» What the task requires: Pull every line with the word "this" out of the entries below.

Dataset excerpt
──────────────────────────────

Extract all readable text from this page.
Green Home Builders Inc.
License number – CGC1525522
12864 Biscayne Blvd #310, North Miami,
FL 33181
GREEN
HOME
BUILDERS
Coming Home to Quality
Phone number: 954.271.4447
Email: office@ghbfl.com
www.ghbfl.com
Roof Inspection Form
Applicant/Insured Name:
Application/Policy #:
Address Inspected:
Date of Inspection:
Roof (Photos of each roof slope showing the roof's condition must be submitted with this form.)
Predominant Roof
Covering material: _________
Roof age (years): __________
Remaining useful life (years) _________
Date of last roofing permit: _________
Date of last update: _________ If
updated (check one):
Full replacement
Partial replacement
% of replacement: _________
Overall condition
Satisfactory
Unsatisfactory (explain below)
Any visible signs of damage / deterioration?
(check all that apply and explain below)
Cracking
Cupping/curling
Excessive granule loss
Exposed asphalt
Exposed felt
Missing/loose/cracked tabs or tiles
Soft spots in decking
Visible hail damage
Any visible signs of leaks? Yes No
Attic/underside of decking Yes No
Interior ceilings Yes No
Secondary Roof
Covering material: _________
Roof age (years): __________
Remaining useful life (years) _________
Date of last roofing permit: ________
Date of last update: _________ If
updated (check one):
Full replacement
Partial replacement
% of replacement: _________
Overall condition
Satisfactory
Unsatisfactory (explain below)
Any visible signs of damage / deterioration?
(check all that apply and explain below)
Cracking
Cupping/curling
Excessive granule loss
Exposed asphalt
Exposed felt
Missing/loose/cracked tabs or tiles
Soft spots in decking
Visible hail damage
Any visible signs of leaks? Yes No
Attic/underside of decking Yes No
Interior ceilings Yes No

──────────────────────────────

» Full solution:
Extract all readable text from this page.
Roof (Photos of each roof slope showing the roof's condition must be submitted with this form.)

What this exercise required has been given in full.